--- Material to process ---

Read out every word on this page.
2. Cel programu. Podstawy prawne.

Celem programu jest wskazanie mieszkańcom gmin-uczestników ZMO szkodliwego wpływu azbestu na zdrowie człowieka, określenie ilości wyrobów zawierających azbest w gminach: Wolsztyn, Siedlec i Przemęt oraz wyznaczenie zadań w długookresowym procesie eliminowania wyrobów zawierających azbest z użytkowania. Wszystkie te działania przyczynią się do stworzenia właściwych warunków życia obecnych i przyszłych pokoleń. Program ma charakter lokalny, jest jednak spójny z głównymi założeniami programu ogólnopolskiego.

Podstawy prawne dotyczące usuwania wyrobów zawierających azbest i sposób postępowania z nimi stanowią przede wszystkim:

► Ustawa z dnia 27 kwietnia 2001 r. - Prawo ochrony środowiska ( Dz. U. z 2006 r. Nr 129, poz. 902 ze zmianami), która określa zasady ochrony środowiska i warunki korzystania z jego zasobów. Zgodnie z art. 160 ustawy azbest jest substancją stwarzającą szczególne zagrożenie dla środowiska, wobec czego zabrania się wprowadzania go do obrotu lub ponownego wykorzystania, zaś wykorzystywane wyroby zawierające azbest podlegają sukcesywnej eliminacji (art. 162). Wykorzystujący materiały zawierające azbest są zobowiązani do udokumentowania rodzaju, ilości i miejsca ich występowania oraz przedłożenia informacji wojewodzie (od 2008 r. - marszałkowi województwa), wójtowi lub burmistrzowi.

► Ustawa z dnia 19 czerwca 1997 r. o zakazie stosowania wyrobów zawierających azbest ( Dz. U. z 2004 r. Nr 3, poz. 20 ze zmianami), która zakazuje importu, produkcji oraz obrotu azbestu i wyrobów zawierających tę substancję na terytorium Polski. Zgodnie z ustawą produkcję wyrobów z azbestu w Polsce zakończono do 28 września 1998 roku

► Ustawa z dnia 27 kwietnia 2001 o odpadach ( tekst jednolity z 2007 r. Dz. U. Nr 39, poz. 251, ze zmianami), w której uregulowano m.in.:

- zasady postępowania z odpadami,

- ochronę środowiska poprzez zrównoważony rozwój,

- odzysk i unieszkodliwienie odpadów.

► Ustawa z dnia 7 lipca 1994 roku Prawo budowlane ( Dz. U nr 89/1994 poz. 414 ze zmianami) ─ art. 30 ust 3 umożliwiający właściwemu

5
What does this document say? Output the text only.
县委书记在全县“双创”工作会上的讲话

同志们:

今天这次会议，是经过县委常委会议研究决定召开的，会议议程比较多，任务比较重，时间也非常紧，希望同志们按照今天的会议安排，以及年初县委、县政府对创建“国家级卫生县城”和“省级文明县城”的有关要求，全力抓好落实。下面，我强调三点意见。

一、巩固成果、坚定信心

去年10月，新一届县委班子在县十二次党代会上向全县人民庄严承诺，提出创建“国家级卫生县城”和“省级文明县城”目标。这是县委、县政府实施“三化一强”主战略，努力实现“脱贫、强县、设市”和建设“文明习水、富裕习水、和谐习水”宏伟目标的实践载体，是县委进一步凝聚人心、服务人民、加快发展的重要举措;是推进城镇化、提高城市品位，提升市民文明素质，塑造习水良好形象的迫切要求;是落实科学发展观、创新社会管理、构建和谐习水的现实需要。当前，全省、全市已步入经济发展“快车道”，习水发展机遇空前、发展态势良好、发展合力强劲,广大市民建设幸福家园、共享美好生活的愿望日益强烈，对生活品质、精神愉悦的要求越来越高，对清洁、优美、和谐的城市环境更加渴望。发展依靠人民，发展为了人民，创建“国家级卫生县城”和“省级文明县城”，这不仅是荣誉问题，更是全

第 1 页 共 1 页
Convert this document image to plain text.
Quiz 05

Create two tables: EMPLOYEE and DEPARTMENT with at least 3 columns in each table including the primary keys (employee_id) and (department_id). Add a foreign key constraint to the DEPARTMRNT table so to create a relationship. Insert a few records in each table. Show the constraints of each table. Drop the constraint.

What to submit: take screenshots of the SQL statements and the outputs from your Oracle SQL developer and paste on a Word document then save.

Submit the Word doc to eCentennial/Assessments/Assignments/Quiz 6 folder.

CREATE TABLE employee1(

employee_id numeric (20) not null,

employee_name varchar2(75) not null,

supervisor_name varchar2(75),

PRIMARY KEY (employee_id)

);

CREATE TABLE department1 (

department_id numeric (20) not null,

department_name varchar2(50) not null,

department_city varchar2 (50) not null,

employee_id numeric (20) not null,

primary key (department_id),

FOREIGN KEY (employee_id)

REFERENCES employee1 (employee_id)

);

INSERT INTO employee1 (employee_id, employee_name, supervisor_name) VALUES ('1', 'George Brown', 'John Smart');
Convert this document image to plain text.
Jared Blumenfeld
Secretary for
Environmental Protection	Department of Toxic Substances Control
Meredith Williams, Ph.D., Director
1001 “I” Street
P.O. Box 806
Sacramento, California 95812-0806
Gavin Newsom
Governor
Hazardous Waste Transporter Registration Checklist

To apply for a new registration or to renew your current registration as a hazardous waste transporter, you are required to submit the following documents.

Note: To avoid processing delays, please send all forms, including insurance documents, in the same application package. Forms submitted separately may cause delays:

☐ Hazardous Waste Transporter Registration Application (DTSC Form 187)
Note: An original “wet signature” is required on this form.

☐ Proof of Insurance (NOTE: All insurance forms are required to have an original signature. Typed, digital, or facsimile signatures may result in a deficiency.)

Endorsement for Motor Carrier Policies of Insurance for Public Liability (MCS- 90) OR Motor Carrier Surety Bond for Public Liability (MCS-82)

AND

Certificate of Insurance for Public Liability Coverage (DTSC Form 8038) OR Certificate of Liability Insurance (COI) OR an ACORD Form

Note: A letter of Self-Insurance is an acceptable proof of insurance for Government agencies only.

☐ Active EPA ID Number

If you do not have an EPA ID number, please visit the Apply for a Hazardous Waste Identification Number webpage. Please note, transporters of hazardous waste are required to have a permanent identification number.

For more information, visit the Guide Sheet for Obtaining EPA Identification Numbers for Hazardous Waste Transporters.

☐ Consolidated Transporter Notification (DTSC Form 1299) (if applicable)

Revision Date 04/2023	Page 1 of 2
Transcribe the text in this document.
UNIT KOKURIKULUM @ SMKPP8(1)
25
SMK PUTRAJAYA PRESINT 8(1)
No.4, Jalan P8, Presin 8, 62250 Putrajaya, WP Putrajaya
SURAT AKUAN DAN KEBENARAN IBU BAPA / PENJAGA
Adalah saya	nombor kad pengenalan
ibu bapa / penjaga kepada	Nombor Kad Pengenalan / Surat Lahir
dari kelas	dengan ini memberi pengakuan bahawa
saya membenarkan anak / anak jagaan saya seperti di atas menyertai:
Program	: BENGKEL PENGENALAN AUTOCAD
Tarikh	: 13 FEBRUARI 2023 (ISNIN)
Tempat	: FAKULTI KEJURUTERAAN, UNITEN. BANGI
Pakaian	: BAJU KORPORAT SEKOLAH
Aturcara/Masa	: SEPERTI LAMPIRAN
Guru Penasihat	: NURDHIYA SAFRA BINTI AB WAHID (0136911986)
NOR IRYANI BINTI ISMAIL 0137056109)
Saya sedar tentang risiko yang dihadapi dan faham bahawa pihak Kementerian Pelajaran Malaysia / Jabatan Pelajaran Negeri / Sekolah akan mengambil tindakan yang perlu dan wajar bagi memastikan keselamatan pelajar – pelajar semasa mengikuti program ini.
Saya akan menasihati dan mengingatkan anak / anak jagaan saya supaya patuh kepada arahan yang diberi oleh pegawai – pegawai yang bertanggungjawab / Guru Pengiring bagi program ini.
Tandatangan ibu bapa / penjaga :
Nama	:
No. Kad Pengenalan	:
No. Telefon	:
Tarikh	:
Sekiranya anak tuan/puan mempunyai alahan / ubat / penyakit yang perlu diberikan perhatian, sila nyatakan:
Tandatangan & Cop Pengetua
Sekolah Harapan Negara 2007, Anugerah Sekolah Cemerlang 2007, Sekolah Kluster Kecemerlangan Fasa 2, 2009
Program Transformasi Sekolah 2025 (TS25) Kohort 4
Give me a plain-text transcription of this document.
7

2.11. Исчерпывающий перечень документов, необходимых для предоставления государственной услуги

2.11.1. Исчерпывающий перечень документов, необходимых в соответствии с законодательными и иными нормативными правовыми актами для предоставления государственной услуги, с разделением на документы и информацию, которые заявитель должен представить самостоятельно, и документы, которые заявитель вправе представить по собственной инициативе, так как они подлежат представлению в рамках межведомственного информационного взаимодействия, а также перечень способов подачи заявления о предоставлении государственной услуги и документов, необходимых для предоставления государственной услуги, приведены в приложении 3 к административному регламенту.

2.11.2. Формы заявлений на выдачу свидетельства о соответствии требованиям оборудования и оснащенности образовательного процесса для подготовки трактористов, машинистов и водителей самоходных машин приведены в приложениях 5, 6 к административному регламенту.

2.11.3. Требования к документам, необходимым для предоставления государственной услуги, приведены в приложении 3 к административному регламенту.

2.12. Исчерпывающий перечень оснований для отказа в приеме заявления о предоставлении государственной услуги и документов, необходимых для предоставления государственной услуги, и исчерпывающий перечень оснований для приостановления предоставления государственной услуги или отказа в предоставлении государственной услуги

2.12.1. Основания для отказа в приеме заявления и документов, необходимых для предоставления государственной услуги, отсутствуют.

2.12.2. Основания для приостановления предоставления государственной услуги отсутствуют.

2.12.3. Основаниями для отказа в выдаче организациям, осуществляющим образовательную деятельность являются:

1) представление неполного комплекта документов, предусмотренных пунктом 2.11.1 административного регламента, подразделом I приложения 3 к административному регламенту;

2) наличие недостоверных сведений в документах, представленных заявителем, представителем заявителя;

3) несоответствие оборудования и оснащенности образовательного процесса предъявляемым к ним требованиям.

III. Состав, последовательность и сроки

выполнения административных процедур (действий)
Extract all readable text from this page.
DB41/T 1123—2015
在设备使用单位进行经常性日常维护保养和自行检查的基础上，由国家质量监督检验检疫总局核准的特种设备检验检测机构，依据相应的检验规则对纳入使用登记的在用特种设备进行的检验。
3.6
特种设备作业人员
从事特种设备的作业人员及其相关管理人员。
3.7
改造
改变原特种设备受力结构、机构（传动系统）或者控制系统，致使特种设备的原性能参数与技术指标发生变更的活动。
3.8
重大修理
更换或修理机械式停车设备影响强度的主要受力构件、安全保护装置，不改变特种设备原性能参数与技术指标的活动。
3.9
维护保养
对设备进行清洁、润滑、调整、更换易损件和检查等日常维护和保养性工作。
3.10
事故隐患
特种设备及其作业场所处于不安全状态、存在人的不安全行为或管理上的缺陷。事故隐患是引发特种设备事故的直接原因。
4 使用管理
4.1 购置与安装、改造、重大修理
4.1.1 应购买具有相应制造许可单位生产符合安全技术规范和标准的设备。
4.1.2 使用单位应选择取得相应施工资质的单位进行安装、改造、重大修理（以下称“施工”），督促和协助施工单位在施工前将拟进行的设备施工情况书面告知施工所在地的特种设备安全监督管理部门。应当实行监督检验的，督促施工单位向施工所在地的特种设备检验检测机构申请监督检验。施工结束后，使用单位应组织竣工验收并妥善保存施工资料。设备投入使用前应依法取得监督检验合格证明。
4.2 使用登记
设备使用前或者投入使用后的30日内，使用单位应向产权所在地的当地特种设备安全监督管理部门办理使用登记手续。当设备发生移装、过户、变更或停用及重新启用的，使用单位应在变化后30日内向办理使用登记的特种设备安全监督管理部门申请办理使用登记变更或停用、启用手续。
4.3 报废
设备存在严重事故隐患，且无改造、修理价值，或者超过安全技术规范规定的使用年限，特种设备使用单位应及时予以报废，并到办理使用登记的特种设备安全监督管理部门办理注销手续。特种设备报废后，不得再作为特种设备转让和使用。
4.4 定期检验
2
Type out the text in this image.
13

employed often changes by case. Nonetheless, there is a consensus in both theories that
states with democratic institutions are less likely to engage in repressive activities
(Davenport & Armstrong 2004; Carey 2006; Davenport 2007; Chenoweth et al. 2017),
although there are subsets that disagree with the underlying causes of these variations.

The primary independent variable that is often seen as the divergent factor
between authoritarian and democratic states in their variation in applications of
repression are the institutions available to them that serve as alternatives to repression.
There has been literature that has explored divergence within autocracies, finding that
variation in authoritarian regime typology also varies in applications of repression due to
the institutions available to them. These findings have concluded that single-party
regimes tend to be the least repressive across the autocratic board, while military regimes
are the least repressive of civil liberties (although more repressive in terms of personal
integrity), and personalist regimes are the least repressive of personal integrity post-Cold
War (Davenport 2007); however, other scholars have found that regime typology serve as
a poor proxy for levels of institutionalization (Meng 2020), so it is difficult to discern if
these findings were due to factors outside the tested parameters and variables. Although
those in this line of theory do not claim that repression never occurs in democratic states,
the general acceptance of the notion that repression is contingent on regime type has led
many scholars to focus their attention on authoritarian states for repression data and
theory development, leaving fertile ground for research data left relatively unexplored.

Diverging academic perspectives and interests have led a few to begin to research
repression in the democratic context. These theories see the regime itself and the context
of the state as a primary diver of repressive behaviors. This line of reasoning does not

---

Go over the data above and copy every line that has the word "国家级卫生县城" in it.

今天这次会议，是经过县委常委会议研究决定召开的，会议议程比较多，任务比较重，时间也非常紧，希望同志们按照今天的会议安排，以及年初县委、县政府对创建“国家级卫生县城”和“省级文明县城”的有关要求，全力抓好落实。下面，我强调三点意见。
去年10月，新一届县委班子在县十二次党代会上向全县人民庄严承诺，提出创建“国家级卫生县城”和“省级文明县城”目标。这是县委、县政府实施“三化一强”主战略，努力实现“脱贫、强县、设市”和建设“文明习水、富裕习水、和谐习水”宏伟目标的实践载体，是县委进一步凝聚人心、服务人民、加快发展的重要举措;是推进城镇化、提高城市品位，提升市民文明素质，塑造习水良好形象的迫切要求;是落实科学发展观、创新社会管理、构建和谐习水的现实需要。当前，全省、全市已步入经济发展“快车道”，习水发展机遇空前、发展态势良好、发展合力强劲,广大市民建设幸福家园、共享美好生活的愿望日益强烈，对生活品质、精神愉悦的要求越来越高，对清洁、优美、和谐的城市环境更加渴望。发展依靠人民，发展为了人民，创建“国家级卫生县城”和“省级文明县城”，这不仅是荣誉问题，更是全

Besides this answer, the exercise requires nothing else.